● **Stated exercise**
From the entries below, pull out each line where "сооружений" appears.

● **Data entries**
★ ★ ★ ★ ★

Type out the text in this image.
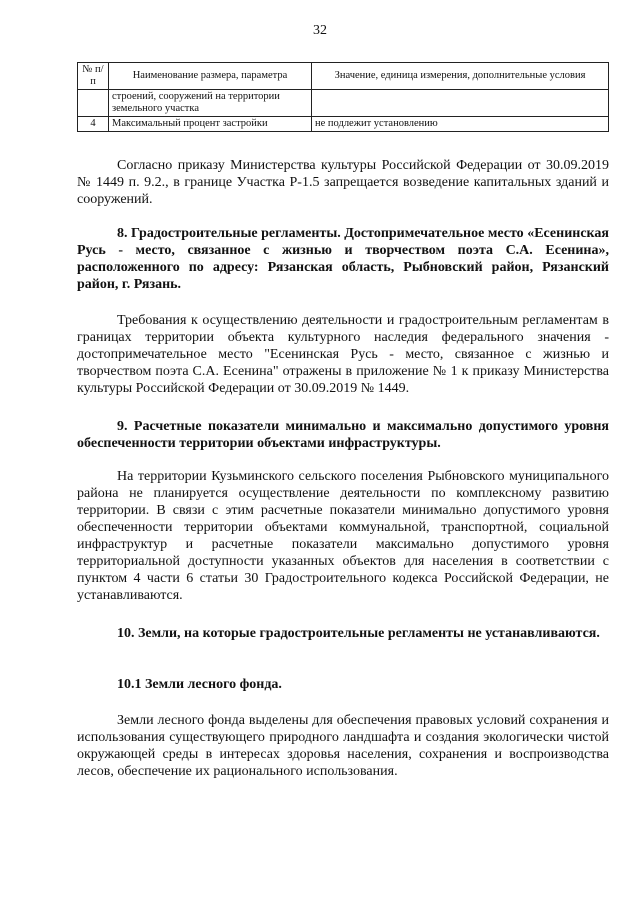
32
№ п/п	Наименование размера, параметра	Значение, единица измерения, дополнительные условия
	строений, сооружений на территории земельного участка	
4	Максимальный процент застройки	не подлежит установлению

Согласно приказу Министерства культуры Российской Федерации от 30.09.2019 № 1449 п. 9.2., в границе Участка Р-1.5 запрещается возведение капитальных зданий и сооружений.

8. Градостроительные регламенты. Достопримечательное место «Есенинская Русь - место, связанное с жизнью и творчеством поэта С.А. Есенина», расположенного по адресу: Рязанская область, Рыбновский район, Рязанский район, г. Рязань.

Требования к осуществлению деятельности и градостроительным регламентам в границах территории объекта культурного наследия федерального значения - достопримечательное место "Есенинская Русь - место, связанное с жизнью и творчеством поэта С.А. Есенина" отражены в приложение № 1 к приказу Министерства культуры Российской Федерации от 30.09.2019 № 1449.

9. Расчетные показатели минимально и максимально допустимого уровня обеспеченности территории объектами инфраструктуры.

На территории Кузьминского сельского поселения Рыбновского муниципального района не планируется осуществление деятельности по комплексному развитию территории. В связи с этим расчетные показатели минимально допустимого уровня обеспеченности территории объектами коммунальной, транспортной, социальной инфраструктур и расчетные показатели максимально допустимого уровня территориальной доступности указанных объектов для населения в соответствии с пунктом 4 части 6 статьи 30 Градостроительного кодекса Российской Федерации, не устанавливаются.

10. Земли, на которые градостроительные регламенты не устанавливаются.

10.1 Земли лесного фонда.

Земли лесного фонда выделены для обеспечения правовых условий сохранения и использования существующего природного ландшафта и создания экологически чистой окружающей среды в интересах здоровья населения, сохранения и воспроизводства лесов, обеспечение их рационального использования.
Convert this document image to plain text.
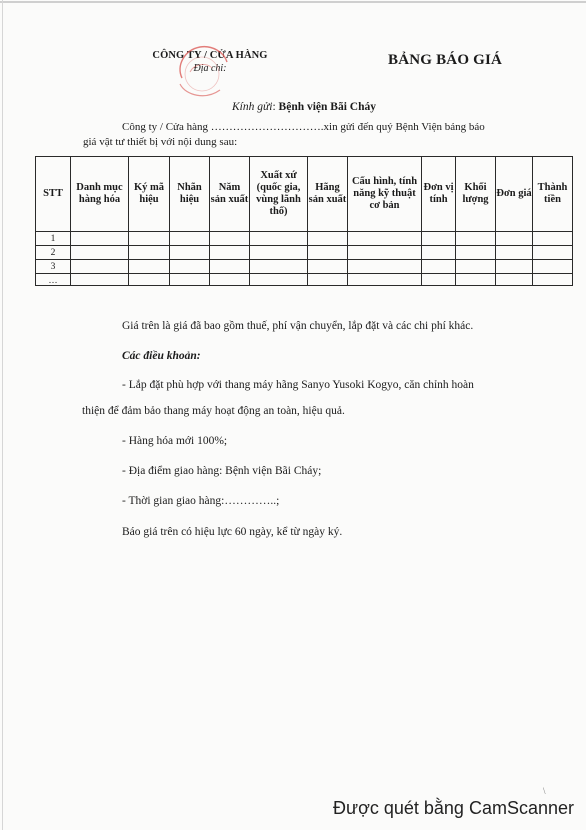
CÔNG TY / CỬA HÀNG
Địa chỉ:
BẢNG BÁO GIÁ
Kính gửi: Bệnh viện Bãi Cháy
Công ty / Cửa hàng ………………………….xin gửi đến quý Bệnh Viện bảng báo
giá vật tư thiết bị với nội dung sau:
STT	Danh mục hàng hóa	Ký mã hiệu	Nhãn hiệu	Năm sản xuất	Xuất xứ (quốc gia, vùng lãnh thổ)	Hãng sản xuất	Cấu hình, tính năng kỹ thuật cơ bản	Đơn vị tính	Khối lượng	Đơn giá	Thành tiền
1											
2											
3											
…											
Giá trên là giá đã bao gồm thuế, phí vận chuyển, lắp đặt và các chi phí khác.
Các điều khoản:
- Lắp đặt phù hợp với thang máy hãng Sanyo Yusoki Kogyo, căn chỉnh hoàn
thiện để đảm bảo thang máy hoạt động an toàn, hiệu quả.
- Hàng hóa mới 100%;
- Địa điểm giao hàng: Bệnh viện Bãi Cháy;
- Thời gian giao hàng:…………..;
Báo giá trên có hiệu lực 60 ngày, kể từ ngày ký.
\
Được quét bằng CamScanner
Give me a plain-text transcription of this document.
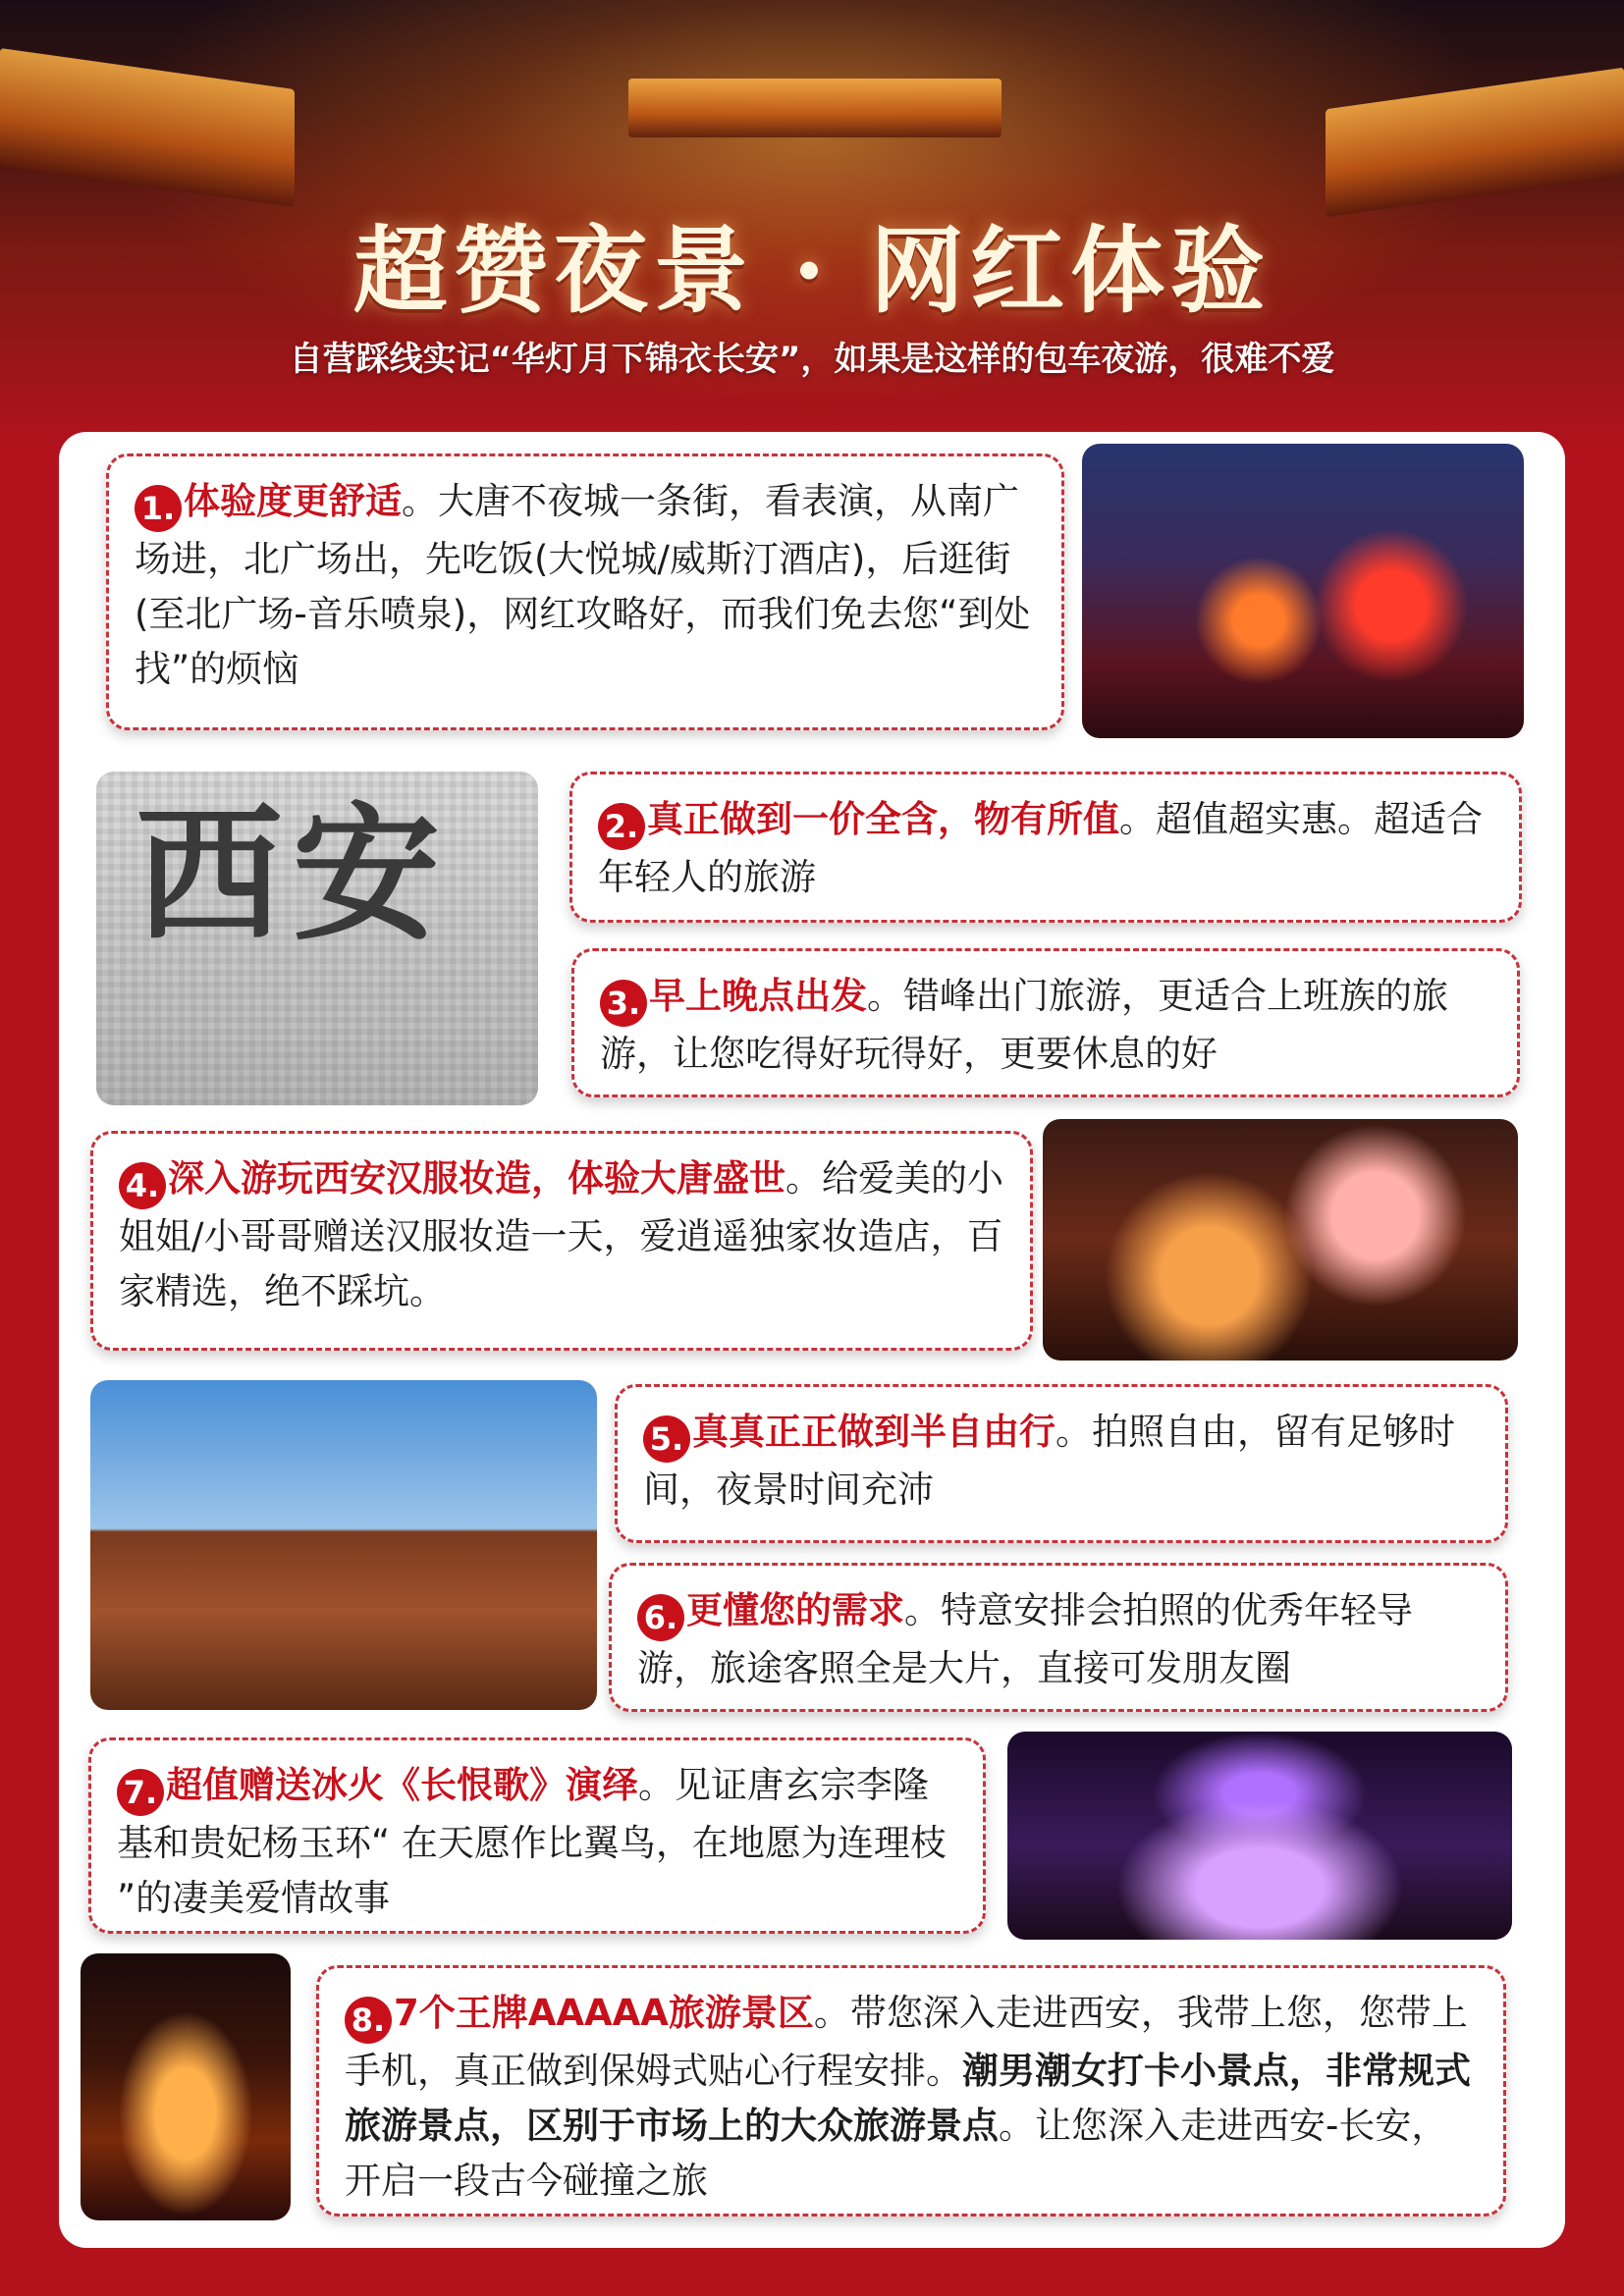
超赞夜景 · 网红体验
自营踩线实记“华灯月下锦衣长安”，如果是这样的包车夜游，很难不爱
1. 体验度更舒适。大唐不夜城一条街，看表演，从南广场进，北广场出，先吃饭(大悦城/威斯汀酒店)，后逛街(至北广场-音乐喷泉)，网红攻略好，而我们免去您“到处找”的烦恼
西安	2. 真正做到一价全含，物有所值。超值超实惠。超适合年轻人的旅游
3. 早上晚点出发。错峰出门旅游，更适合上班族的旅游，让您吃得好玩得好，更要休息的好
4. 深入游玩西安汉服妆造，体验大唐盛世。给爱美的小姐姐/小哥哥赠送汉服妆造一天，爱逍遥独家妆造店，百家精选，绝不踩坑。
5. 真真正正做到半自由行。拍照自由，留有足够时间，夜景时间充沛
6. 更懂您的需求。特意安排会拍照的优秀年轻导游，旅途客照全是大片，直接可发朋友圈
7. 超值赠送冰火《长恨歌》演绎。见证唐玄宗李隆基和贵妃杨玉环“ 在天愿作比翼鸟，在地愿为连理枝 ”的凄美爱情故事
8. 7个王牌AAAAA旅游景区。带您深入走进西安，我带上您，您带上手机，真正做到保姆式贴心行程安排。潮男潮女打卡小景点，非常规式旅游景点，区别于市场上的大众旅游景点。让您深入走进西安-长安，开启一段古今碰撞之旅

★ ★ ★ ★ ★

● **Answer below**
	строений, сооружений на территории земельного участка	
Согласно приказу Министерства культуры Российской Федерации от 30.09.2019 № 1449 п. 9.2., в границе Участка Р-1.5 запрещается возведение капитальных зданий и сооружений.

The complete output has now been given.